Task prompt: Retype all of the listing exactly, passing over any picture you find.

Records contained in a dataset:
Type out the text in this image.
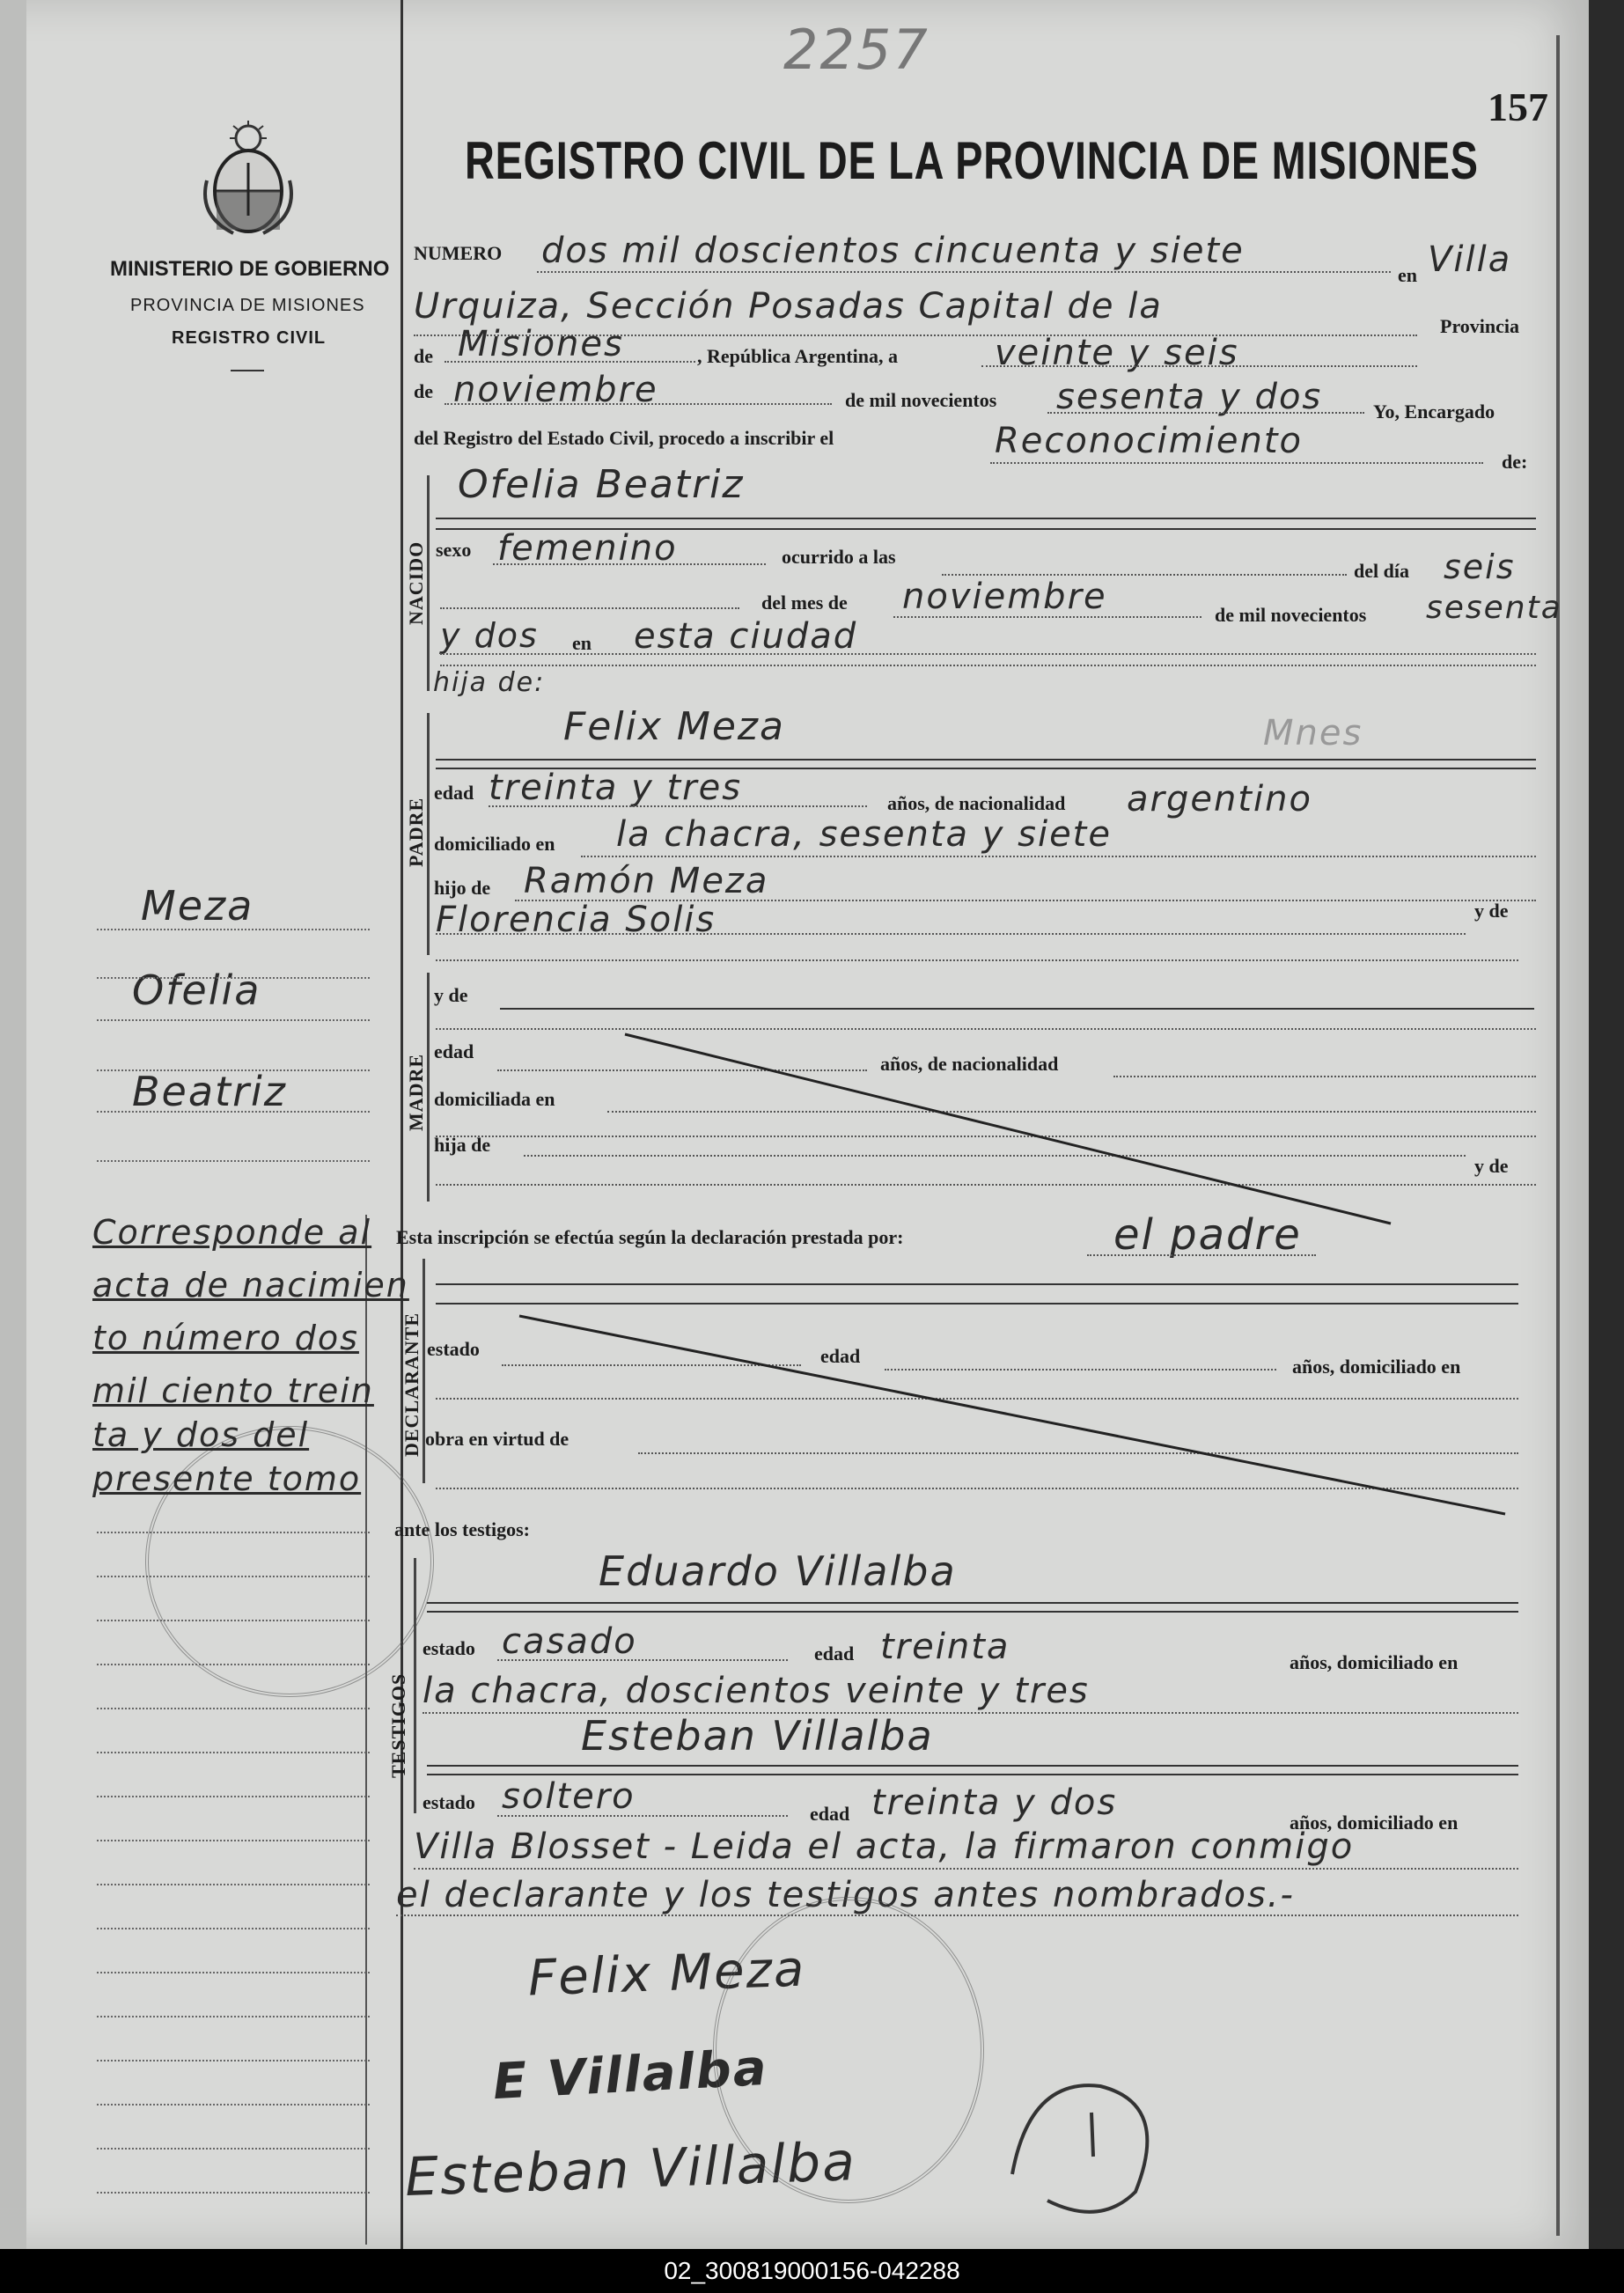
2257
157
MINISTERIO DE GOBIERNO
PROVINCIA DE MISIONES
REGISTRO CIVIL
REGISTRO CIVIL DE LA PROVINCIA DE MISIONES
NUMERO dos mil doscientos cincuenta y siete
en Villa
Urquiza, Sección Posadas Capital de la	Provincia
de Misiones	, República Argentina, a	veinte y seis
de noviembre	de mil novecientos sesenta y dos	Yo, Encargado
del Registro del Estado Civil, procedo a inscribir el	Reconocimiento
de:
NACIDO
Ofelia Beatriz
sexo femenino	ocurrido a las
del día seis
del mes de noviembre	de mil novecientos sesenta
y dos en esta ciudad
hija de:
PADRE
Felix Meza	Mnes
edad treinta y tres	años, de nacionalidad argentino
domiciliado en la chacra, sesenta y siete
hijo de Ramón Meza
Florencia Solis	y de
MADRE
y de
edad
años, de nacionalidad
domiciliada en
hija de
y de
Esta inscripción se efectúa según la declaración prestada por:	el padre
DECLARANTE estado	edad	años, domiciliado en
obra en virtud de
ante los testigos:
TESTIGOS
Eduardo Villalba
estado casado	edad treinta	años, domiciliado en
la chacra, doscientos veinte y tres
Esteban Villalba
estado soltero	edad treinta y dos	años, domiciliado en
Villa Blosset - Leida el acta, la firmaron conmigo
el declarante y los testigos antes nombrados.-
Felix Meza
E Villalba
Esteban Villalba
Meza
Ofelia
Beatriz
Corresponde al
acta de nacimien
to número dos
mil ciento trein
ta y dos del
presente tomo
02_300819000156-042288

The answer:
Type out the text in this image.
2257
157
MINISTERIO DE GOBIERNO
PROVINCIA DE MISIONES
REGISTRO CIVIL
REGISTRO CIVIL DE LA PROVINCIA DE MISIONES
NUMERO dos mil doscientos cincuenta y siete
en Villa
Urquiza, Sección Posadas Capital de la	Provincia
de Misiones	, República Argentina, a	veinte y seis
de noviembre	de mil novecientos sesenta y dos	Yo, Encargado
del Registro del Estado Civil, procedo a inscribir el	Reconocimiento
de:
NACIDO
Ofelia Beatriz
sexo femenino	ocurrido a las
del día seis
del mes de noviembre	de mil novecientos sesenta
y dos en esta ciudad
hija de:
PADRE
Felix Meza	Mnes
edad treinta y tres	años, de nacionalidad argentino
domiciliado en la chacra, sesenta y siete
hijo de Ramón Meza
Florencia Solis	y de
MADRE
y de
edad
años, de nacionalidad
domiciliada en
hija de
y de
Esta inscripción se efectúa según la declaración prestada por:	el padre
DECLARANTE estado	edad	años, domiciliado en
obra en virtud de
ante los testigos:
TESTIGOS
Eduardo Villalba
estado casado	edad treinta	años, domiciliado en
la chacra, doscientos veinte y tres
Esteban Villalba
estado soltero	edad treinta y dos	años, domiciliado en
Villa Blosset - Leida el acta, la firmaron conmigo
el declarante y los testigos antes nombrados.-
Felix Meza
E Villalba
Esteban Villalba
Meza
Ofelia
Beatriz
Corresponde al
acta de nacimien
to número dos
mil ciento trein
ta y dos del
presente tomo
02_300819000156-042288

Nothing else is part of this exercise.